Task instructions:
Examine the records and identify each line that includes the string "klasei". Copy those lines.

Data in this exercise:
☆ ☆ ☆ ☆ ☆ ☆ ☆
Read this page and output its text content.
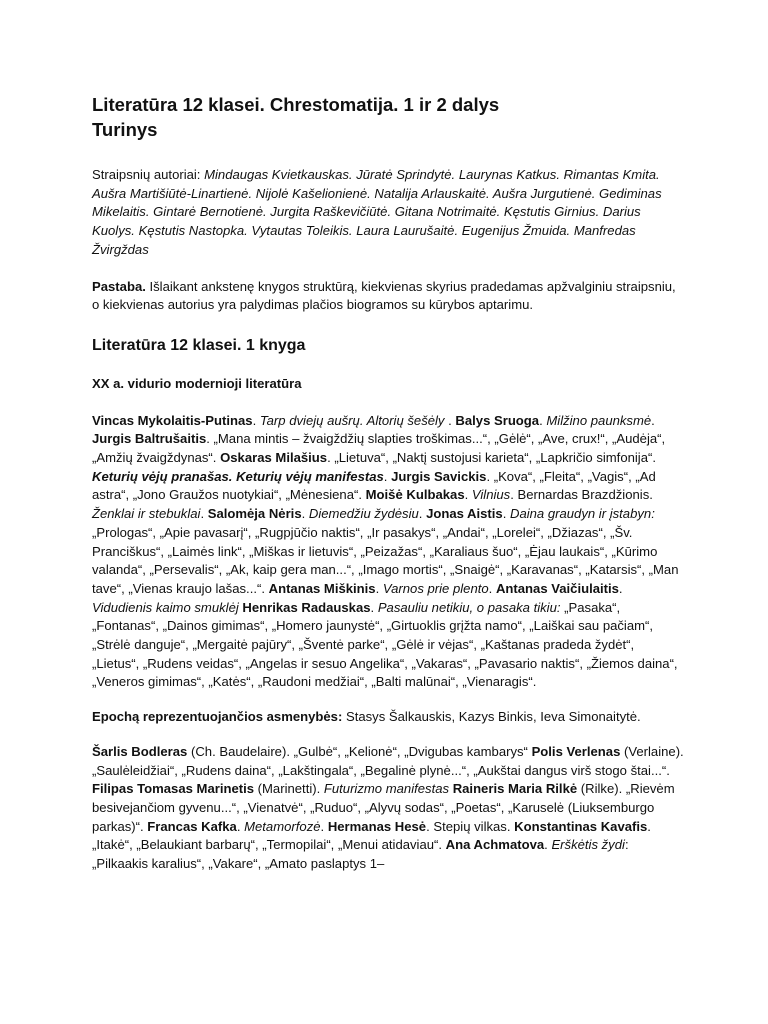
Literatūra 12 klasei. Chrestomatija. 1 ir 2 dalys
Turinys

Straipsnių autoriai: Mindaugas Kvietkauskas. Jūratė Sprindytė. Laurynas Katkus. Rimantas Kmita. Aušra Martišiūtė-Linartienė. Nijolė Kašelionienė. Natalija Arlauskaitė. Aušra Jurgutienė. Gediminas Mikelaitis. Gintarė Bernotienė. Jurgita Raškevičiūtė. Gitana Notrimaitė. Kęstutis Girnius. Darius Kuolys. Kęstutis Nastopka. Vytautas Toleikis. Laura Laurušaitė. Eugenijus Žmuida. Manfredas Žvirgždas

Pastaba. Išlaikant ankstenę knygos struktūrą, kiekvienas skyrius pradedamas apžvalginiu straipsniu, o kiekvienas autorius yra palydimas plačios biogramos su kūrybos aptarimu.

Literatūra 12 klasei. 1 knyga

XX a. vidurio modernioji literatūra

Vincas Mykolaitis-Putinas. Tarp dviejų aušrų. Altorių šešėly . Balys Sruoga. Milžino paunksmė. Jurgis Baltrušaitis. „Mana mintis – žvaigždžių slapties troškimas...“, „Gėlė“, „Ave, crux!“, „Audėja“, „Amžių žvaigždynas“. Oskaras Milašius. „Lietuva“, „Naktį sustojusi karieta“, „Lapkričio simfonija“. Keturių vėjų pranašas. Keturių vėjų manifestas. Jurgis Savickis. „Kova“, „Fleita“, „Vagis“, „Ad astra“, „Jono Graužos nuotykiai“, „Mėnesiena“. Moišė Kulbakas. Vilnius. Bernardas Brazdžionis. Ženklai ir stebuklai. Salomėja Nėris. Diemedžiu žydėsiu. Jonas Aistis. Daina graudyn ir įstabyn: „Prologas“, „Apie pavasarį“, „Rugpjūčio naktis“, „Ir pasakys“, „Andai“, „Lorelei“, „Džiazas“, „Šv. Pranciškus“, „Laimės link“, „Miškas ir lietuvis“, „Peizažas“, „Karaliaus šuo“, „Ėjau laukais“, „Kūrimo valanda“, „Persevalis“, „Ak, kaip gera man...“, „Imago mortis“, „Snaigė“, „Karavanas“, „Katarsis“, „Man tave“, „Vienas kraujo lašas...“. Antanas Miškinis. Varnos prie plento. Antanas Vaičiulaitis. Vidudienis kaimo smuklėj Henrikas Radauskas. Pasauliu netikiu, o pasaka tikiu: „Pasaka“, „Fontanas“, „Dainos gimimas“, „Homero jaunystė“, „Girtuoklis grįžta namo“, „Laiškai sau pačiam“, „Strėlė danguje“, „Mergaitė pajūry“, „Šventė parke“, „Gėlė ir vėjas“, „Kaštanas pradeda žydėt“, „Lietus“, „Rudens veidas“, „Angelas ir sesuo Angelika“, „Vakaras“, „Pavasario naktis“, „Žiemos daina“, „Veneros gimimas“, „Katės“, „Raudoni medžiai“, „Balti malūnai“, „Vienaragis“.

Epochą reprezentuojančios asmenybės: Stasys Šalkauskis, Kazys Binkis, Ieva Simonaitytė.

Šarlis Bodleras (Ch. Baudelaire). „Gulbė“, „Kelionė“, „Dvigubas kambarys“ Polis Verlenas (Verlaine). „Saulėleidžiai“, „Rudens daina“, „Lakštingala“, „Begalinė plynė...“, „Aukštai dangus virš stogo štai...“. Filipas Tomasas Marinetis (Marinetti). Futurizmo manifestas Raineris Maria Rilkė (Rilke). „Rievėm besivejančiom gyvenu...“, „Vienatvė“, „Ruduo“, „Alyvų sodas“, „Poetas“, „Karuselė (Liuksemburgo parkas)“. Francas Kafka. Metamorfozė. Hermanas Hesė. Stepių vilkas. Konstantinas Kavafis. „Itakė“, „Belaukiant barbarų“, „Termopilai“, „Menui atidaviau“. Ana Achmatova. Erškėtis žydi: „Pilkaakis karalius“, „Vakare“, „Amato paslaptys 1–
☆ ☆ ☆ ☆ ☆ ☆ ☆
Correct output:
Literatūra 12 klasei. Chrestomatija. 1 ir 2 dalys
Literatūra 12 klasei. 1 knyga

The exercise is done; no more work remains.